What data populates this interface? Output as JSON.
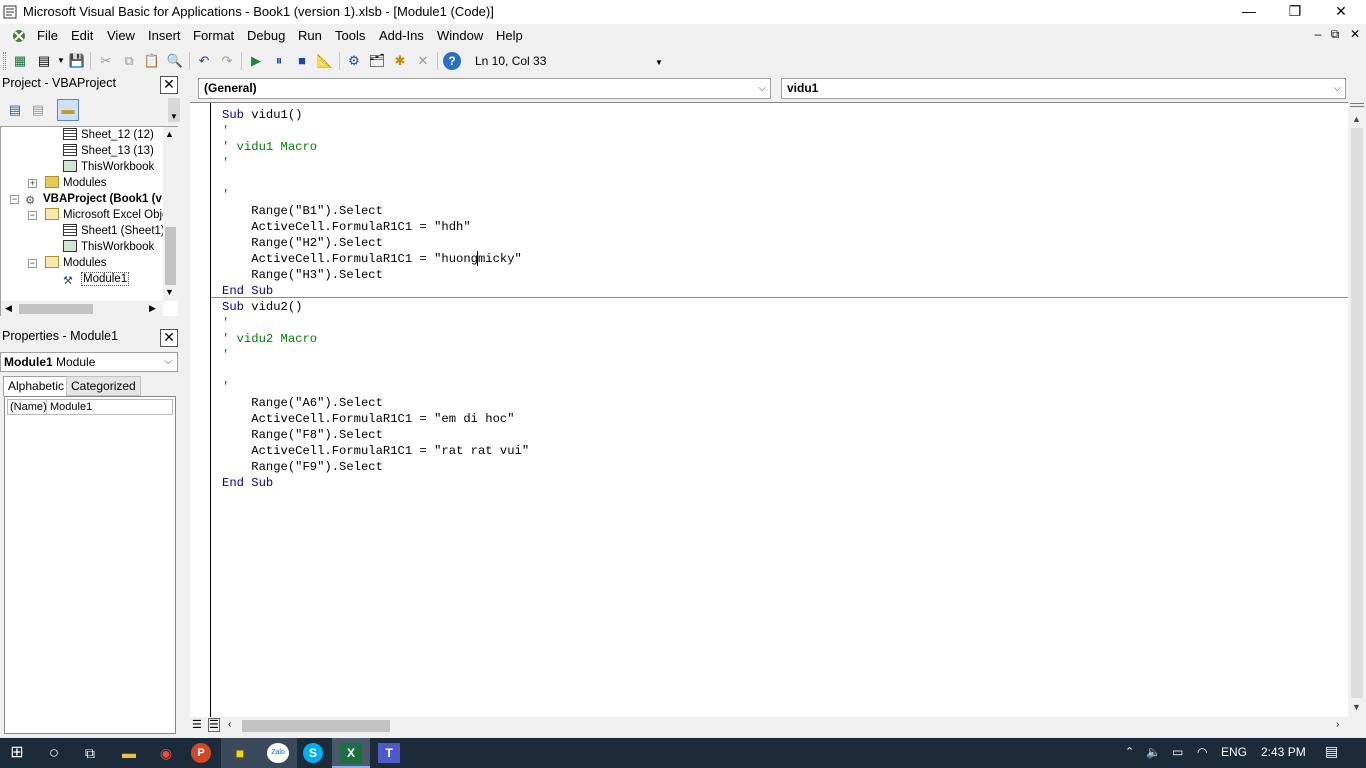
{
  "window": {
    "title": "Microsoft Visual Basic for Applications - Book1 (version 1).xlsb - [Module1 (Code)]",
    "minimize": "—",
    "restore": "❐",
    "close": "✕"
  },
  "menu": {
    "items": [
      "File",
      "Edit",
      "View",
      "Insert",
      "Format",
      "Debug",
      "Run",
      "Tools",
      "Add-Ins",
      "Window",
      "Help"
    ],
    "mdi_min": "–",
    "mdi_restore": "⧉",
    "mdi_close": "✕"
  },
  "toolbar": {
    "position": "Ln 10, Col 33"
  },
  "project": {
    "title": "Project - VBAProject",
    "nodes": [
      "Sheet_12 (12)",
      "Sheet_13 (13)",
      "ThisWorkbook",
      "Modules",
      "VBAProject (Book1 (v",
      "Microsoft Excel Obje",
      "Sheet1 (Sheet1)",
      "ThisWorkbook",
      "Modules",
      "Module1"
    ]
  },
  "properties": {
    "title": "Properties - Module1",
    "object_name": "Module1",
    "object_type": "Module",
    "tab_alphabetic": "Alphabetic",
    "tab_categorized": "Categorized",
    "prop_name": "(Name)",
    "prop_value": "Module1"
  },
  "code": {
    "object_combo": "(General)",
    "proc_combo": "vidu1",
    "lines": [
      {
        "kind": "kw",
        "text": "Sub vidu1()"
      },
      {
        "kind": "cm",
        "text": "'"
      },
      {
        "kind": "cm",
        "text": "' vidu1 Macro"
      },
      {
        "kind": "cm",
        "text": "'"
      },
      {
        "kind": "plain",
        "text": ""
      },
      {
        "kind": "cm",
        "text": "'"
      },
      {
        "kind": "plain",
        "text": "    Range(\"B1\").Select"
      },
      {
        "kind": "plain",
        "text": "    ActiveCell.FormulaR1C1 = \"hdh\""
      },
      {
        "kind": "plain",
        "text": "    Range(\"H2\").Select"
      },
      {
        "kind": "plain",
        "text": "    ActiveCell.FormulaR1C1 = \"huongmicky\""
      },
      {
        "kind": "plain",
        "text": "    Range(\"H3\").Select"
      },
      {
        "kind": "kw",
        "text": "End Sub"
      },
      {
        "kind": "kw",
        "text": "Sub vidu2()"
      },
      {
        "kind": "cm",
        "text": "'"
      },
      {
        "kind": "cm",
        "text": "' vidu2 Macro"
      },
      {
        "kind": "cm",
        "text": "'"
      },
      {
        "kind": "plain",
        "text": ""
      },
      {
        "kind": "cm",
        "text": "'"
      },
      {
        "kind": "plain",
        "text": "    Range(\"A6\").Select"
      },
      {
        "kind": "plain",
        "text": "    ActiveCell.FormulaR1C1 = \"em di hoc\""
      },
      {
        "kind": "plain",
        "text": "    Range(\"F8\").Select"
      },
      {
        "kind": "plain",
        "text": "    ActiveCell.FormulaR1C1 = \"rat rat vui\""
      },
      {
        "kind": "plain",
        "text": "    Range(\"F9\").Select"
      },
      {
        "kind": "kw",
        "text": "End Sub"
      }
    ]
  },
  "taskbar": {
    "language": "ENG",
    "time": "2:43 PM",
    "zalo": "Zalo"
  }
}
----
THE EXERCISE:
Search the data above for the word "ActiveCell", then gather each line in which it appears.

FINISHED ANSWER:
        "text": "    ActiveCell.FormulaR1C1 = \"hdh\""
        "text": "    ActiveCell.FormulaR1C1 = \"huongmicky\""
        "text": "    ActiveCell.FormulaR1C1 = \"em di hoc\""
        "text": "    ActiveCell.FormulaR1C1 = \"rat rat vui\""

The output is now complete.